[Records for processing]
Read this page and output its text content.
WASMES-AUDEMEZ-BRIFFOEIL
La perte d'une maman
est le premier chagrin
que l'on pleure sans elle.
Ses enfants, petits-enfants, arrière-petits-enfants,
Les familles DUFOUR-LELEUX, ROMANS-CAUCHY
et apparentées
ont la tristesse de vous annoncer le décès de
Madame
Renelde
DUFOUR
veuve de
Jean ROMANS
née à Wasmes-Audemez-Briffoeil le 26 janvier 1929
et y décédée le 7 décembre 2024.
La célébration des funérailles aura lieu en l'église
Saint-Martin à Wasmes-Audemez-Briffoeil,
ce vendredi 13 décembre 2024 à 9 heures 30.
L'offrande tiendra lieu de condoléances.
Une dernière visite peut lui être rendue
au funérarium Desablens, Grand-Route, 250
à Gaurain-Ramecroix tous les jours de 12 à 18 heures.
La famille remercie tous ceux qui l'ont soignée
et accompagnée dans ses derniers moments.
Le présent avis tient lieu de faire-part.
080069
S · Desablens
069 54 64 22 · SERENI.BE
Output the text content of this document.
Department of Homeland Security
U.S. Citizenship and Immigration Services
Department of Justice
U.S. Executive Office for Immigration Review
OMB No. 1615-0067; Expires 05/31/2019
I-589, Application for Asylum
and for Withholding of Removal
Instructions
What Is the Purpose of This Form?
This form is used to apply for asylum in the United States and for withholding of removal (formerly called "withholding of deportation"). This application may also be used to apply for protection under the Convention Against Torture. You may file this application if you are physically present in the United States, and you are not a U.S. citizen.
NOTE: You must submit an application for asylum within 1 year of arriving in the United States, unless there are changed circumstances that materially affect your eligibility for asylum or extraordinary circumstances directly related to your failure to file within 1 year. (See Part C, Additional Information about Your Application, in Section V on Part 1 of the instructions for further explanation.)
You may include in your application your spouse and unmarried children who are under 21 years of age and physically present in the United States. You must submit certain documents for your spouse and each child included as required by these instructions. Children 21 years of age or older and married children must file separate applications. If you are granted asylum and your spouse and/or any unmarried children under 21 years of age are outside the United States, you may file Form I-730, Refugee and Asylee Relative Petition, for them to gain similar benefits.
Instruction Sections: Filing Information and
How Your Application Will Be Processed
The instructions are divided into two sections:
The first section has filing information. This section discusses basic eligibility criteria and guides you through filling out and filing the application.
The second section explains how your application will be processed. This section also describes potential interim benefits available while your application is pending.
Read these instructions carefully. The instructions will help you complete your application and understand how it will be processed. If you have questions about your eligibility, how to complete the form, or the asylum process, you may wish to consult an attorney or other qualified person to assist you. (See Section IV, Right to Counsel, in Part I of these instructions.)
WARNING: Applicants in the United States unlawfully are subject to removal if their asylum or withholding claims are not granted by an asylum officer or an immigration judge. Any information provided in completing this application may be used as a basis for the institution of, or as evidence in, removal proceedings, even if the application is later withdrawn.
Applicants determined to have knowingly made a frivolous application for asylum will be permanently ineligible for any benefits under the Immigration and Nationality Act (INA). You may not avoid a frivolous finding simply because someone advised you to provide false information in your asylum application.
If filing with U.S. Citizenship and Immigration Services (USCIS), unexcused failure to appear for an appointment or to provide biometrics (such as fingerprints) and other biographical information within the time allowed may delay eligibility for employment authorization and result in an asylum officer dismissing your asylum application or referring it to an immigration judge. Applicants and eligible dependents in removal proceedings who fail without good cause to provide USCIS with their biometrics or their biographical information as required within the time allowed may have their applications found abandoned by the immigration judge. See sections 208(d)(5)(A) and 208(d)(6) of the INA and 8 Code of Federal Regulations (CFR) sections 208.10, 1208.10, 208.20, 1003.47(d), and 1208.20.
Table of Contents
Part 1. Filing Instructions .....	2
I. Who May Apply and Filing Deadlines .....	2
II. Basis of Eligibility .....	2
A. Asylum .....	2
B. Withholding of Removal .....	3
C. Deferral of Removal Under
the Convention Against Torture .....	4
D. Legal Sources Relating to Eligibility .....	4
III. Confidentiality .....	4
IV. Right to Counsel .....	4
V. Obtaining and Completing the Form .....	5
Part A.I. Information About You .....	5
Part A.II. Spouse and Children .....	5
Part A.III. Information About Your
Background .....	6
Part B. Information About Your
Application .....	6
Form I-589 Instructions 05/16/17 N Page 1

[Directions] Extract each entry in full and write it down exactly.

[Completed exercise]
Read this page and output its text content.
WASMES-AUDEMEZ-BRIFFOEIL
La perte d'une maman
est le premier chagrin
que l'on pleure sans elle.
Ses enfants, petits-enfants, arrière-petits-enfants,
Les familles DUFOUR-LELEUX, ROMANS-CAUCHY
et apparentées
ont la tristesse de vous annoncer le décès de
Madame
Renelde
DUFOUR
veuve de
Jean ROMANS
née à Wasmes-Audemez-Briffoeil le 26 janvier 1929
et y décédée le 7 décembre 2024.
La célébration des funérailles aura lieu en l'église
Saint-Martin à Wasmes-Audemez-Briffoeil,
ce vendredi 13 décembre 2024 à 9 heures 30.
L'offrande tiendra lieu de condoléances.
Une dernière visite peut lui être rendue
au funérarium Desablens, Grand-Route, 250
à Gaurain-Ramecroix tous les jours de 12 à 18 heures.
La famille remercie tous ceux qui l'ont soignée
et accompagnée dans ses derniers moments.
Le présent avis tient lieu de faire-part.
080069
S · Desablens
069 54 64 22 · SERENI.BE
Output the text content of this document.
Department of Homeland Security
U.S. Citizenship and Immigration Services
Department of Justice
U.S. Executive Office for Immigration Review
OMB No. 1615-0067; Expires 05/31/2019
I-589, Application for Asylum
and for Withholding of Removal
Instructions
What Is the Purpose of This Form?
This form is used to apply for asylum in the United States and for withholding of removal (formerly called "withholding of deportation"). This application may also be used to apply for protection under the Convention Against Torture. You may file this application if you are physically present in the United States, and you are not a U.S. citizen.
NOTE: You must submit an application for asylum within 1 year of arriving in the United States, unless there are changed circumstances that materially affect your eligibility for asylum or extraordinary circumstances directly related to your failure to file within 1 year. (See Part C, Additional Information about Your Application, in Section V on Part 1 of the instructions for further explanation.)
You may include in your application your spouse and unmarried children who are under 21 years of age and physically present in the United States. You must submit certain documents for your spouse and each child included as required by these instructions. Children 21 years of age or older and married children must file separate applications. If you are granted asylum and your spouse and/or any unmarried children under 21 years of age are outside the United States, you may file Form I-730, Refugee and Asylee Relative Petition, for them to gain similar benefits.
Instruction Sections: Filing Information and
How Your Application Will Be Processed
The instructions are divided into two sections:
The first section has filing information. This section discusses basic eligibility criteria and guides you through filling out and filing the application.
The second section explains how your application will be processed. This section also describes potential interim benefits available while your application is pending.
Read these instructions carefully. The instructions will help you complete your application and understand how it will be processed. If you have questions about your eligibility, how to complete the form, or the asylum process, you may wish to consult an attorney or other qualified person to assist you. (See Section IV, Right to Counsel, in Part I of these instructions.)
WARNING: Applicants in the United States unlawfully are subject to removal if their asylum or withholding claims are not granted by an asylum officer or an immigration judge. Any information provided in completing this application may be used as a basis for the institution of, or as evidence in, removal proceedings, even if the application is later withdrawn.
Applicants determined to have knowingly made a frivolous application for asylum will be permanently ineligible for any benefits under the Immigration and Nationality Act (INA). You may not avoid a frivolous finding simply because someone advised you to provide false information in your asylum application.
If filing with U.S. Citizenship and Immigration Services (USCIS), unexcused failure to appear for an appointment or to provide biometrics (such as fingerprints) and other biographical information within the time allowed may delay eligibility for employment authorization and result in an asylum officer dismissing your asylum application or referring it to an immigration judge. Applicants and eligible dependents in removal proceedings who fail without good cause to provide USCIS with their biometrics or their biographical information as required within the time allowed may have their applications found abandoned by the immigration judge. See sections 208(d)(5)(A) and 208(d)(6) of the INA and 8 Code of Federal Regulations (CFR) sections 208.10, 1208.10, 208.20, 1003.47(d), and 1208.20.
Table of Contents
Part 1. Filing Instructions .....	2
I. Who May Apply and Filing Deadlines .....	2
II. Basis of Eligibility .....	2
A. Asylum .....	2
B. Withholding of Removal .....	3
C. Deferral of Removal Under
the Convention Against Torture .....	4
D. Legal Sources Relating to Eligibility .....	4
III. Confidentiality .....	4
IV. Right to Counsel .....	4
V. Obtaining and Completing the Form .....	5
Part A.I. Information About You .....	5
Part A.II. Spouse and Children .....	5
Part A.III. Information About Your
Background .....	6
Part B. Information About Your
Application .....	6
Form I-589 Instructions 05/16/17 N Page 1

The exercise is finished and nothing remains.